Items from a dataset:
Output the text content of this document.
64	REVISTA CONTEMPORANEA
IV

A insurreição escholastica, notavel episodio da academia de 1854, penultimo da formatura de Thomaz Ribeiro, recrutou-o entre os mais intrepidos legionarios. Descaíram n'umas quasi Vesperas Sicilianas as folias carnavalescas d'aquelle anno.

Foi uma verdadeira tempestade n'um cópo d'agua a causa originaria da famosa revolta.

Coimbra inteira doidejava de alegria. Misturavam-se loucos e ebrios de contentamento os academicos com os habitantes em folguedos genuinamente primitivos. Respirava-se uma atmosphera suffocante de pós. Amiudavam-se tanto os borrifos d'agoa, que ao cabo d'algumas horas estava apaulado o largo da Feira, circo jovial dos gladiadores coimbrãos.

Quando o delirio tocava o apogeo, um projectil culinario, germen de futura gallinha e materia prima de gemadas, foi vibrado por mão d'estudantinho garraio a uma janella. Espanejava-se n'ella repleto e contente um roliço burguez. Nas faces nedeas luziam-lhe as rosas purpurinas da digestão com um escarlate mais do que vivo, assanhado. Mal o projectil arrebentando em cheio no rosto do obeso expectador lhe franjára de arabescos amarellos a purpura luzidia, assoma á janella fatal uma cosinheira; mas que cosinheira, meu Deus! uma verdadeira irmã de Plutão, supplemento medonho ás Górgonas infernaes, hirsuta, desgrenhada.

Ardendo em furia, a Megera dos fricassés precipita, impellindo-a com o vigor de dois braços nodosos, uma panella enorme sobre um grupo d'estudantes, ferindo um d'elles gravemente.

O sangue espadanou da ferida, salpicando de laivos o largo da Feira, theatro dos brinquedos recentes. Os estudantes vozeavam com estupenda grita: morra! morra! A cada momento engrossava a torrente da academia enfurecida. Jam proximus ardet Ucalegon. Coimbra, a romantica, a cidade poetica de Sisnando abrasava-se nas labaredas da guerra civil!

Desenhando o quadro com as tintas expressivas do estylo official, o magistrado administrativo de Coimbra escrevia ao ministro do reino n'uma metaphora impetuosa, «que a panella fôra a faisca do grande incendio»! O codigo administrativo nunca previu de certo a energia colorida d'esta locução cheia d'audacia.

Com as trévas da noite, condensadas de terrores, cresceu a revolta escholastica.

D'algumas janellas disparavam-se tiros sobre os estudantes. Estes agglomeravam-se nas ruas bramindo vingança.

### OBJECTIVE
Count the lines of the material that include the word "academia", then report only the total.

### RESULT OF THIS EXERCISE
2